■ **WHAT YOU ARE ASKED TO DO**
Make an exact copy of the entries, and keep any pictures out of it.

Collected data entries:
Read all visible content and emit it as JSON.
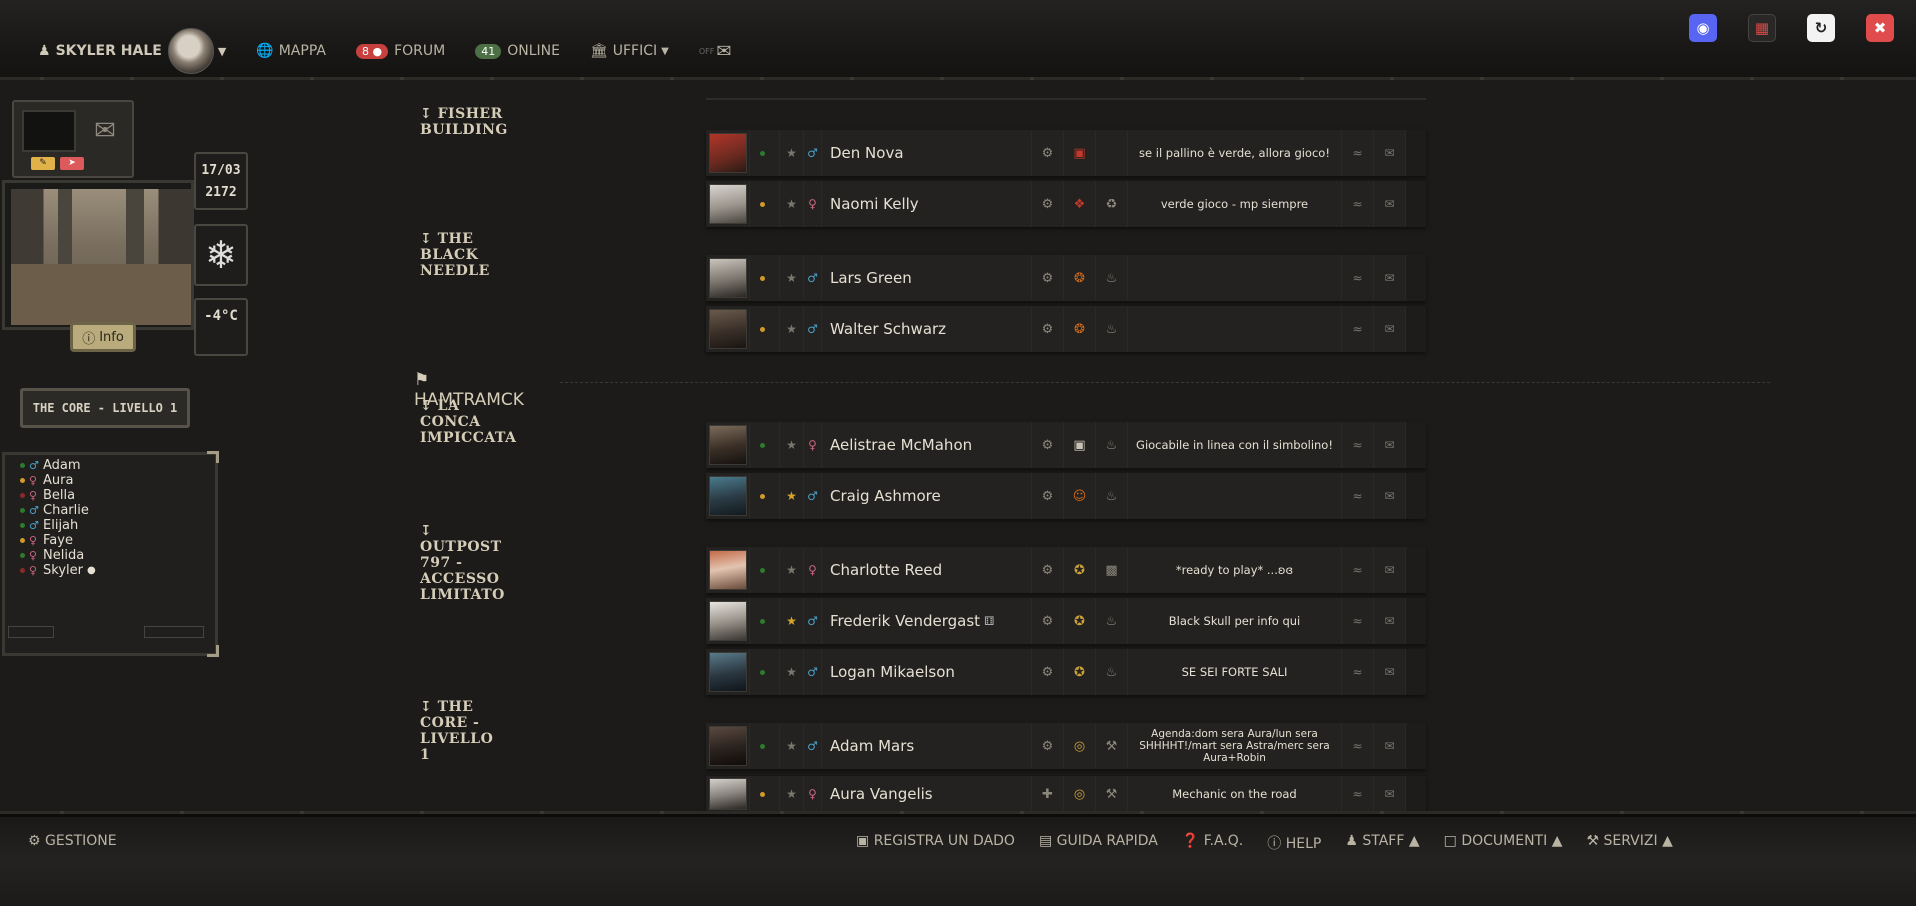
{
  "topbar": {
    "user": "SKYLER HALE",
    "nav": {
      "mappa": "MAPPA",
      "forum_count": "8",
      "forum": "FORUM",
      "online_count": "41",
      "online": "ONLINE",
      "uffici": "UFFICI",
      "off": "OFF"
    }
  },
  "left": {
    "date": "17/03",
    "year": "2172",
    "temp": "-4°C",
    "info": "Info",
    "location": "THE CORE - LIVELLO 1",
    "characters": [
      {
        "name": "Adam",
        "sex": "male",
        "status": "green"
      },
      {
        "name": "Aura",
        "sex": "female",
        "status": "orange"
      },
      {
        "name": "Bella",
        "sex": "female",
        "status": "red"
      },
      {
        "name": "Charlie",
        "sex": "male",
        "status": "green"
      },
      {
        "name": "Elijah",
        "sex": "male",
        "status": "green"
      },
      {
        "name": "Faye",
        "sex": "female",
        "status": "orange"
      },
      {
        "name": "Nelida",
        "sex": "female",
        "status": "green"
      },
      {
        "name": "Skyler",
        "sex": "female",
        "status": "red"
      }
    ]
  },
  "main": {
    "buildings": {
      "fisher": "FISHER BUILDING",
      "needle": "THE BLACK NEEDLE",
      "conca": "LA CONCA IMPICCATA",
      "outpost": "OUTPOST 797 - ACCESSO LIMITATO",
      "core": "THE CORE - LIVELLO 1"
    },
    "zone": "HAMTRAMCK",
    "rows": [
      {
        "name": "Den Nova",
        "status": "se il pallino è verde, allora gioco!"
      },
      {
        "name": "Naomi Kelly",
        "status": "verde gioco - mp siempre"
      },
      {
        "name": "Lars Green",
        "status": ""
      },
      {
        "name": "Walter Schwarz",
        "status": ""
      },
      {
        "name": "Aelistrae McMahon",
        "status": "Giocabile in linea con il simbolino!"
      },
      {
        "name": "Craig Ashmore",
        "status": ""
      },
      {
        "name": "Charlotte Reed",
        "status": "*ready to play* ...ʚɞ"
      },
      {
        "name": "Frederik Vendergast",
        "status": "Black Skull per info qui"
      },
      {
        "name": "Logan Mikaelson",
        "status": "SE SEI FORTE SALI"
      },
      {
        "name": "Adam Mars",
        "status": "Agenda:dom sera Aura/lun sera SHHHHT!/mart sera Astra/merc sera Aura+Robin"
      },
      {
        "name": "Aura Vangelis",
        "status": "Mechanic on the road"
      }
    ]
  },
  "bottombar": {
    "gestione": "GESTIONE",
    "links": {
      "dado": "REGISTRA UN DADO",
      "guida": "GUIDA RAPIDA",
      "faq": "F.A.Q.",
      "help": "HELP",
      "staff": "STAFF",
      "documenti": "DOCUMENTI",
      "servizi": "SERVIZI"
    }
  },
  "colors": {
    "online": "#2e7a2e",
    "away": "#d19a2a",
    "offline": "#8b2a2a",
    "discord": "#5865f2",
    "close": "#e04b4b"
  }
}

■ **TASK SOLUTION**
Read all visible content and emit it as JSON.
{
  "topbar": {
    "user": "SKYLER HALE",
    "nav": {
      "mappa": "MAPPA",
      "forum_count": "8",
      "forum": "FORUM",
      "online_count": "41",
      "online": "ONLINE",
      "uffici": "UFFICI",
      "off": "OFF"
    }
  },
  "left": {
    "date": "17/03",
    "year": "2172",
    "temp": "-4°C",
    "info": "Info",
    "location": "THE CORE - LIVELLO 1",
    "characters": [
      {
        "name": "Adam",
        "sex": "male",
        "status": "green"
      },
      {
        "name": "Aura",
        "sex": "female",
        "status": "orange"
      },
      {
        "name": "Bella",
        "sex": "female",
        "status": "red"
      },
      {
        "name": "Charlie",
        "sex": "male",
        "status": "green"
      },
      {
        "name": "Elijah",
        "sex": "male",
        "status": "green"
      },
      {
        "name": "Faye",
        "sex": "female",
        "status": "orange"
      },
      {
        "name": "Nelida",
        "sex": "female",
        "status": "green"
      },
      {
        "name": "Skyler",
        "sex": "female",
        "status": "red"
      }
    ]
  },
  "main": {
    "buildings": {
      "fisher": "FISHER BUILDING",
      "needle": "THE BLACK NEEDLE",
      "conca": "LA CONCA IMPICCATA",
      "outpost": "OUTPOST 797 - ACCESSO LIMITATO",
      "core": "THE CORE - LIVELLO 1"
    },
    "zone": "HAMTRAMCK",
    "rows": [
      {
        "name": "Den Nova",
        "status": "se il pallino è verde, allora gioco!"
      },
      {
        "name": "Naomi Kelly",
        "status": "verde gioco - mp siempre"
      },
      {
        "name": "Lars Green",
        "status": ""
      },
      {
        "name": "Walter Schwarz",
        "status": ""
      },
      {
        "name": "Aelistrae McMahon",
        "status": "Giocabile in linea con il simbolino!"
      },
      {
        "name": "Craig Ashmore",
        "status": ""
      },
      {
        "name": "Charlotte Reed",
        "status": "*ready to play* ...ʚɞ"
      },
      {
        "name": "Frederik Vendergast",
        "status": "Black Skull per info qui"
      },
      {
        "name": "Logan Mikaelson",
        "status": "SE SEI FORTE SALI"
      },
      {
        "name": "Adam Mars",
        "status": "Agenda:dom sera Aura/lun sera SHHHHT!/mart sera Astra/merc sera Aura+Robin"
      },
      {
        "name": "Aura Vangelis",
        "status": "Mechanic on the road"
      }
    ]
  },
  "bottombar": {
    "gestione": "GESTIONE",
    "links": {
      "dado": "REGISTRA UN DADO",
      "guida": "GUIDA RAPIDA",
      "faq": "F.A.Q.",
      "help": "HELP",
      "staff": "STAFF",
      "documenti": "DOCUMENTI",
      "servizi": "SERVIZI"
    }
  },
  "colors": {
    "online": "#2e7a2e",
    "away": "#d19a2a",
    "offline": "#8b2a2a",
    "discord": "#5865f2",
    "close": "#e04b4b"
  }
}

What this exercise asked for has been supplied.